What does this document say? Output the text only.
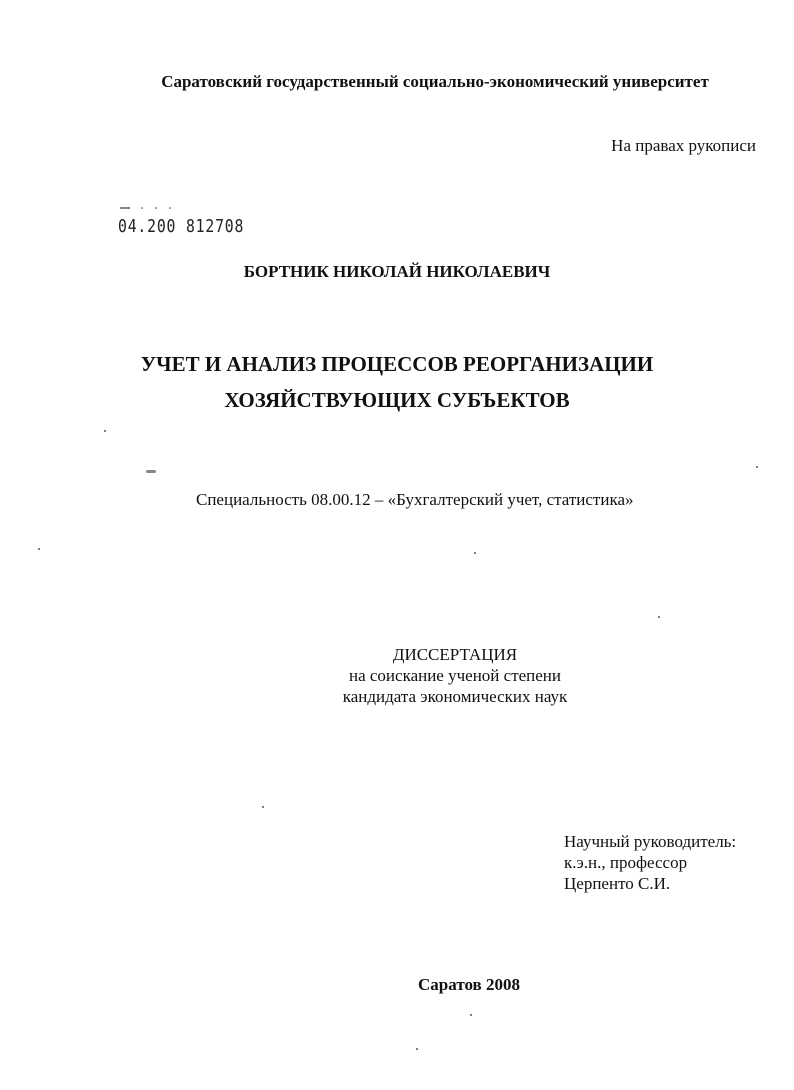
Саратовский государственный социально-экономический университет
На правах рукописи
04.200 812708
БОРТНИК НИКОЛАЙ НИКОЛАЕВИЧ
УЧЕТ И АНАЛИЗ ПРОЦЕССОВ РЕОРГАНИЗАЦИИ
ХОЗЯЙСТВУЮЩИХ СУБЪЕКТОВ
Специальность 08.00.12 – «Бухгалтерский учет, статистика»
ДИССЕРТАЦИЯ
на соискание ученой степени
кандидата экономических наук
Научный руководитель:
к.э.н., профессор
Церпенто С.И.
Саратов 2008
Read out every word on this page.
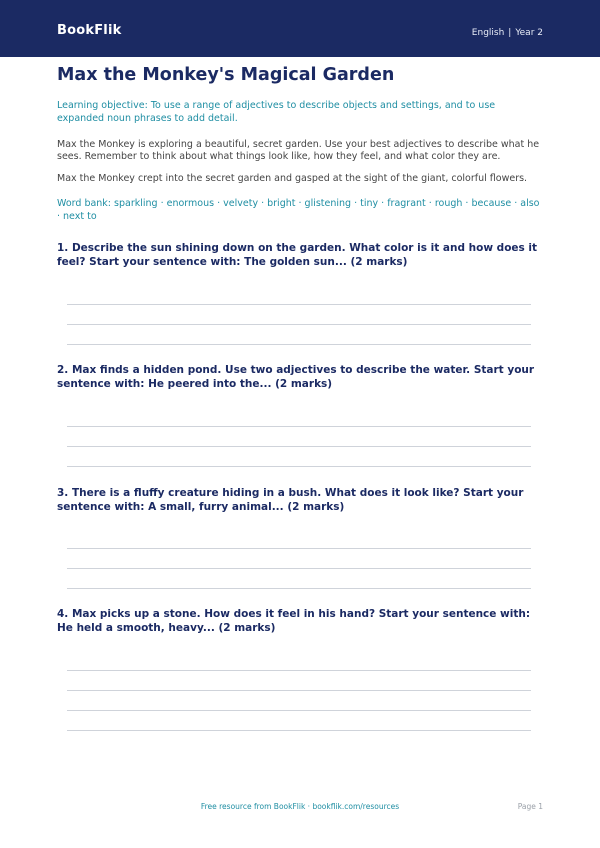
BookFlik	English | Year 2
Max the Monkey's Magical Garden
Learning objective: To use a range of adjectives to describe objects and settings, and to use expanded noun phrases to add detail.
Max the Monkey is exploring a beautiful, secret garden. Use your best adjectives to describe what he sees. Remember to think about what things look like, how they feel, and what color they are.
Max the Monkey crept into the secret garden and gasped at the sight of the giant, colorful flowers.
Word bank: sparkling · enormous · velvety · bright · glistening · tiny · fragrant · rough · because · also · next to
1. Describe the sun shining down on the garden. What color is it and how does it feel? Start your sentence with: The golden sun... (2 marks)
2. Max finds a hidden pond. Use two adjectives to describe the water. Start your sentence with: He peered into the... (2 marks)
3. There is a fluffy creature hiding in a bush. What does it look like? Start your sentence with: A small, furry animal... (2 marks)
4. Max picks up a stone. How does it feel in his hand? Start your sentence with: He held a smooth, heavy... (2 marks)
Free resource from BookFlik · bookflik.com/resources	Page 1
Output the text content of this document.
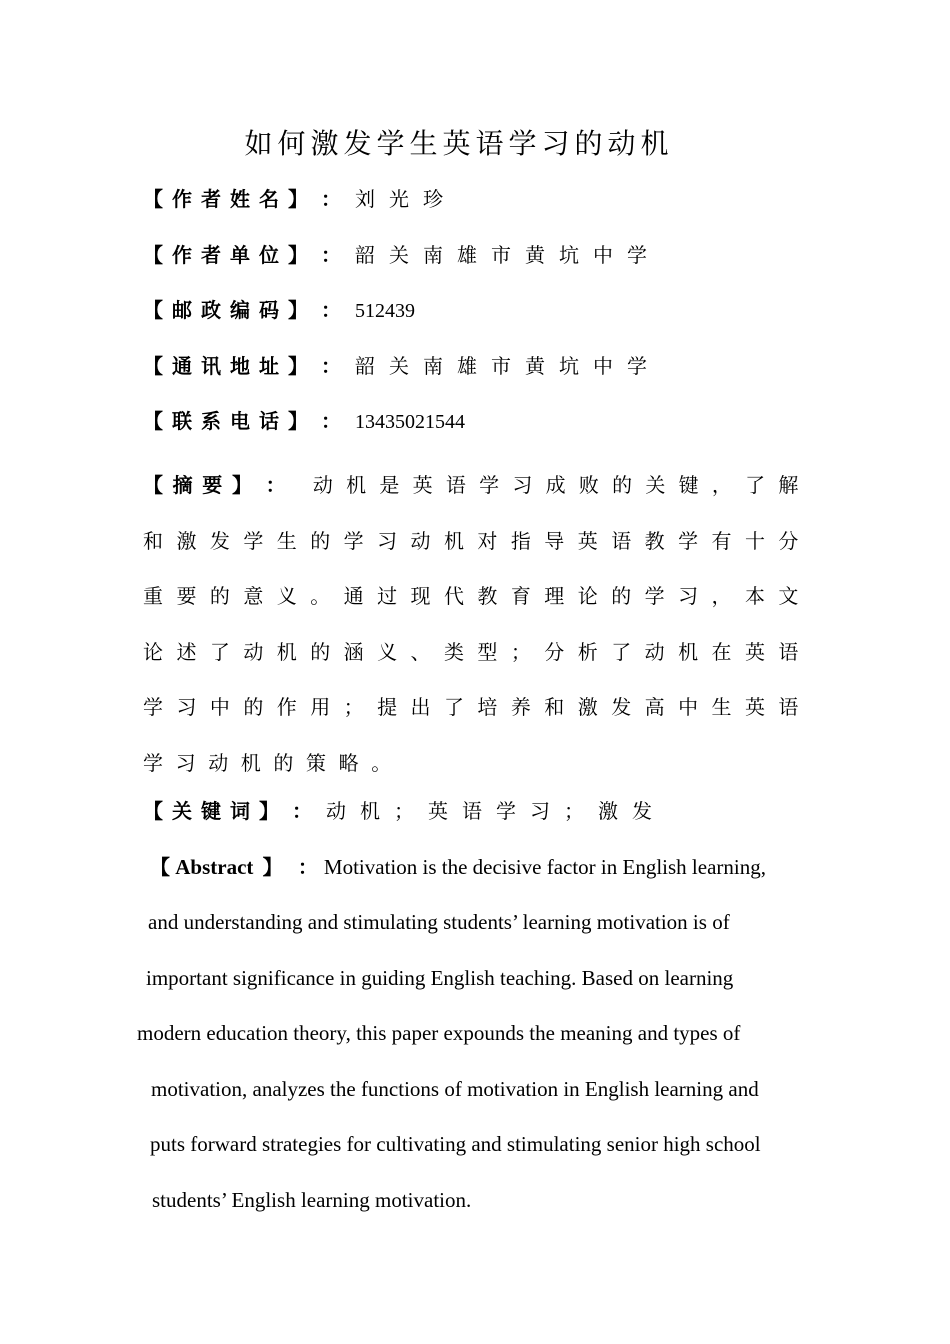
如何激发学生英语学习的动机
【作者姓名】 ： 刘光珍
【作者单位】 ： 韶关南雄市黄坑中学
【邮政编码】 ： 512439
【通讯地址】 ： 韶关南雄市黄坑中学
【联系电话】 ： 13435021544
【摘要】 ： 动机是英语学习成败的关键，了解和激发学生的学习动机对指导英语教学有十分重要的意义。通过现代教育理论的学习，本文论述了动机的涵义、类型；分析了动机在英语学习中的作用；提出了培养和激发高中生英语学习动机的策略。
【关键词】 ： 动机；英语学习；激发
【 Abstract 】 ： Motivation is the decisive factor in English learning,
and understanding and stimulating students’ learning motivation is of
important significance in guiding English teaching. Based on learning
modern education theory, this paper expounds the meaning and types of
motivation, analyzes the functions of motivation in English learning and
puts forward strategies for cultivating and stimulating senior high school
students’ English learning motivation.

§ Objective
Search the data for "this". Copy every matching line.

§ Written reply
What does this document say? Output the text only.
Read out every word on this page.
Output the text content of this document.
modern education theory, this paper expounds the meaning and types of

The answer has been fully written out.